** YOUR INSTRUCTIONS **
Only a number is wanted. Count the lines holding the string "text".

─── SUPPLIED DATA ───

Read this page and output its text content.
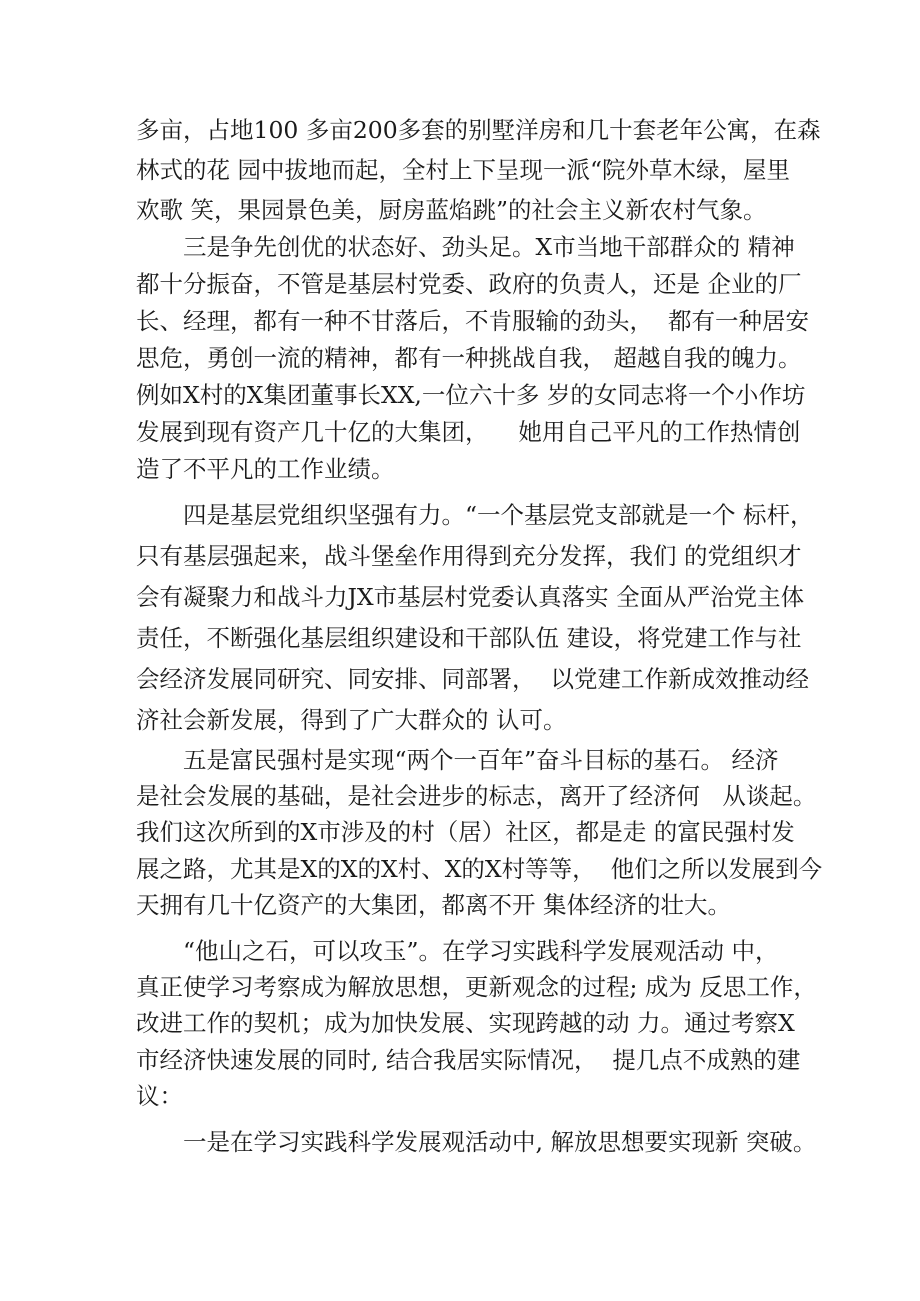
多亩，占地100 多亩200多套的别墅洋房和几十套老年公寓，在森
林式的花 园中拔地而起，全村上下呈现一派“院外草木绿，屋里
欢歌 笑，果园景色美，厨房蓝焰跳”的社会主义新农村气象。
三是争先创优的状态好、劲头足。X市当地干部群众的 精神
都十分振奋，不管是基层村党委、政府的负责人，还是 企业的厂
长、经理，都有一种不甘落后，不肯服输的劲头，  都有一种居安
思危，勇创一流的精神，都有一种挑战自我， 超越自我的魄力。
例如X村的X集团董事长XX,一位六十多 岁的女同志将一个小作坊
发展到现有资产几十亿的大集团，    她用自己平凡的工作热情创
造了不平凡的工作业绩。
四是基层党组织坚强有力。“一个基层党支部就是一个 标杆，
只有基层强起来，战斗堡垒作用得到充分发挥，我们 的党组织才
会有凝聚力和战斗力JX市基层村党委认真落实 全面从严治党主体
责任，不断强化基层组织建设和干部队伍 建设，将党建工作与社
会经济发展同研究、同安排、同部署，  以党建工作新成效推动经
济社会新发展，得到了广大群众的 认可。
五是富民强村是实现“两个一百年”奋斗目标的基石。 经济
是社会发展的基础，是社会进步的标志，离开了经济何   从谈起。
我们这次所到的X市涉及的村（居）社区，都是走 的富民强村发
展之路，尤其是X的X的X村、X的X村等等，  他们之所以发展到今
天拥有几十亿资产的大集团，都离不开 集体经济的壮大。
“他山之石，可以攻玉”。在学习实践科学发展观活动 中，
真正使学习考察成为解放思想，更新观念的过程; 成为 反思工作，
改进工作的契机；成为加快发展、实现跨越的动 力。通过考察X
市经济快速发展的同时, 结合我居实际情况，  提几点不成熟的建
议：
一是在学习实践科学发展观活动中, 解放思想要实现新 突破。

───
─── SUPPLIED DATA ───

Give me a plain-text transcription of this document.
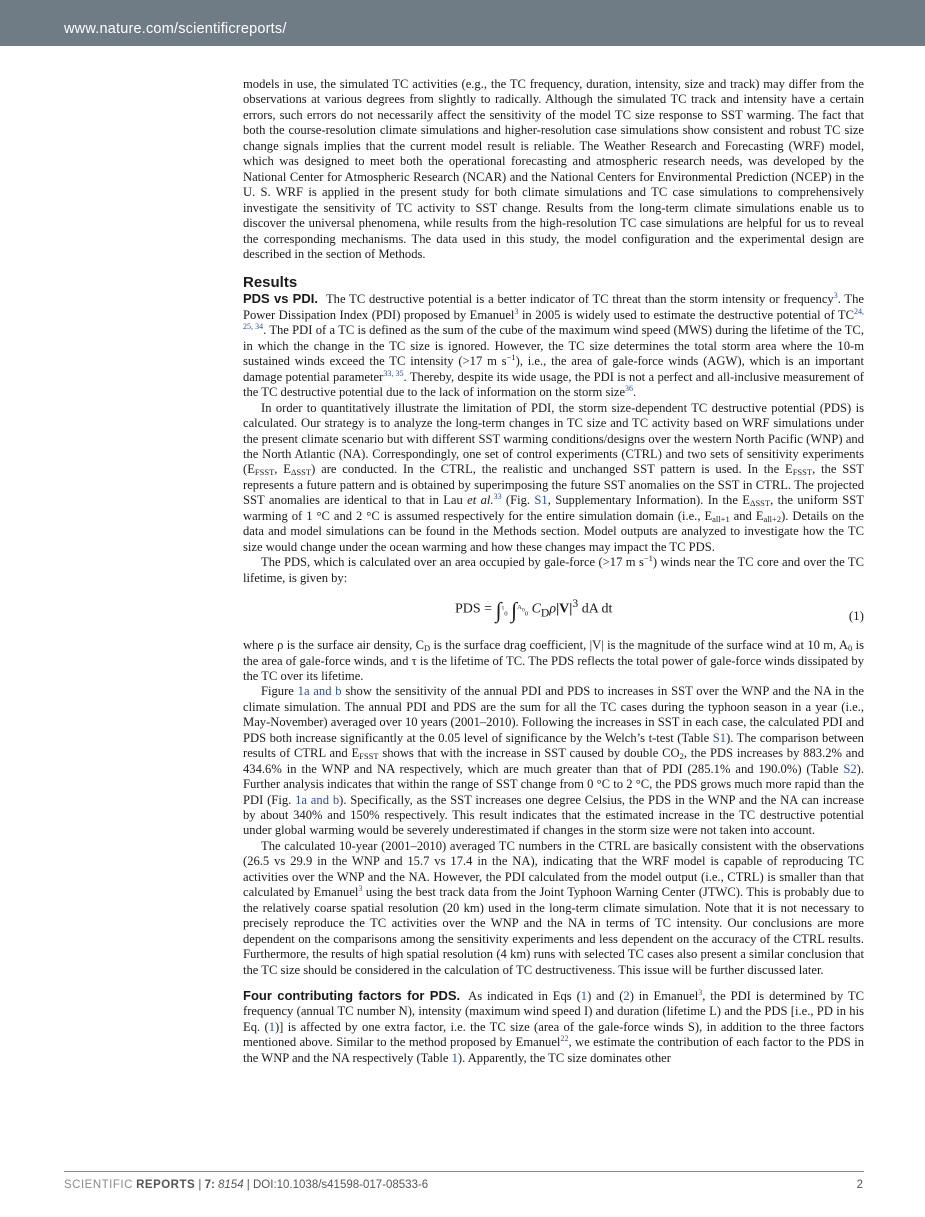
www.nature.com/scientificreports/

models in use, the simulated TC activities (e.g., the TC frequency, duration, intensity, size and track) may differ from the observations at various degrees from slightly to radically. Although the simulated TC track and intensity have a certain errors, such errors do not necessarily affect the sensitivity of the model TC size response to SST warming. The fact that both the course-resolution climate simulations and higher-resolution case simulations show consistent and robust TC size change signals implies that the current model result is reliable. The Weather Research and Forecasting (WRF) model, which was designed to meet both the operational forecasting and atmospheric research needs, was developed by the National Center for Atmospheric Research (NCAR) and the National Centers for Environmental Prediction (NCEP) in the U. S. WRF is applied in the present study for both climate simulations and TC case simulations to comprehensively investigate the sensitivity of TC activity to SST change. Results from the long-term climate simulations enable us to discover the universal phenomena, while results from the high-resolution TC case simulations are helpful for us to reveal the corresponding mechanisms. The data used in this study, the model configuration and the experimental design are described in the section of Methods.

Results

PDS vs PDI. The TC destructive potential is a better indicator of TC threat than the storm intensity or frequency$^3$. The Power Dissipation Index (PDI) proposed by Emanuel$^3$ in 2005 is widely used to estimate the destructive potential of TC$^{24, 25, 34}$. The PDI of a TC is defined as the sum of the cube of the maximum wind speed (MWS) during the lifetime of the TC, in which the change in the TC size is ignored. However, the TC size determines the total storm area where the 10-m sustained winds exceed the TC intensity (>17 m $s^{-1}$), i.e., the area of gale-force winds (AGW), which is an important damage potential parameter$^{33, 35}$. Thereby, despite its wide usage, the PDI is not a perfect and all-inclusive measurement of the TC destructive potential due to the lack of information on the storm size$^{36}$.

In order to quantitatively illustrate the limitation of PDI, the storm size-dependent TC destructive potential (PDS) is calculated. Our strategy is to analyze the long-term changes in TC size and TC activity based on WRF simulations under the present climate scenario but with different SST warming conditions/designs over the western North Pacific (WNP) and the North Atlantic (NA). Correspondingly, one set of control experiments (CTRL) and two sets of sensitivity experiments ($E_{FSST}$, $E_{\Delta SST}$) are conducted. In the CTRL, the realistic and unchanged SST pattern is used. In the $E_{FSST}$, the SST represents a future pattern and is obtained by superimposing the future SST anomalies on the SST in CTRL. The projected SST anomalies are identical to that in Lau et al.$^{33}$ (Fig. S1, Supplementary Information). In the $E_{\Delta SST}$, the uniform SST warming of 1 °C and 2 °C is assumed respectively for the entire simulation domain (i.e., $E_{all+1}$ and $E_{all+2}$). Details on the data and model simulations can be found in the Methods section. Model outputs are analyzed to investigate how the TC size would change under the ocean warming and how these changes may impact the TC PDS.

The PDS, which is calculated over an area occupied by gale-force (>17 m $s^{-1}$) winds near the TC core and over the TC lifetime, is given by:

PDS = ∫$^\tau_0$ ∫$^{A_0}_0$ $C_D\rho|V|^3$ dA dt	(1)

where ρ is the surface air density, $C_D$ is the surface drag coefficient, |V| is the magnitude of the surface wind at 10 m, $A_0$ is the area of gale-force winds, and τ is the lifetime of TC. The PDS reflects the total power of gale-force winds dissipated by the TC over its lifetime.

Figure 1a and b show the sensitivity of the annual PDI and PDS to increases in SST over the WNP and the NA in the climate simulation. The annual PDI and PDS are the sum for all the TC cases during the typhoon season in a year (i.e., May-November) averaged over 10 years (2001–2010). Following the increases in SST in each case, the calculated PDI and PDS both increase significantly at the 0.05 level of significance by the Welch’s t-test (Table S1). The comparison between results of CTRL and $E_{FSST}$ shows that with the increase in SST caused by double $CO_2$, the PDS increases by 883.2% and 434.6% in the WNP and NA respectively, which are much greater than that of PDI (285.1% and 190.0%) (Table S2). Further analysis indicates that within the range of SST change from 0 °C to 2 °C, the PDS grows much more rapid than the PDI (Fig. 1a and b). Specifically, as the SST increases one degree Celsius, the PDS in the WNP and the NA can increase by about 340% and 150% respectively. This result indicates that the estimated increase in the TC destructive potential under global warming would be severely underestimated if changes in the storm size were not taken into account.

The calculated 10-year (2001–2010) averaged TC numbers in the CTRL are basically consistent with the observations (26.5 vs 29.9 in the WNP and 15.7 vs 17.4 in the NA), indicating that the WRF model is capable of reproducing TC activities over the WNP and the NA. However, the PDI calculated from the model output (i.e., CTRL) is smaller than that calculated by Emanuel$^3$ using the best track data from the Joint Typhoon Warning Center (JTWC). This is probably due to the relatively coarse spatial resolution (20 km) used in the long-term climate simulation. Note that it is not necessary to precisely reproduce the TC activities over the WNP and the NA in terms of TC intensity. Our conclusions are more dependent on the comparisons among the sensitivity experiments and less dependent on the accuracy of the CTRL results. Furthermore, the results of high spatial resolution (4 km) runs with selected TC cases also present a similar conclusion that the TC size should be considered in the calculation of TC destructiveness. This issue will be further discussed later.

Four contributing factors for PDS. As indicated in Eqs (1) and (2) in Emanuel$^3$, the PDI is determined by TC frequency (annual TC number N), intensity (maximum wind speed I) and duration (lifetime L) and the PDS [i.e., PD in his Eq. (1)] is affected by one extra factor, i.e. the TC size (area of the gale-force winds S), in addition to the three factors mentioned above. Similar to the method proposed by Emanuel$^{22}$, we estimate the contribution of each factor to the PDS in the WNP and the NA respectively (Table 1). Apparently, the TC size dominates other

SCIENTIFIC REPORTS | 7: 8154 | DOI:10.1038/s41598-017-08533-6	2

───

** EXERCISE RESPONSE **
2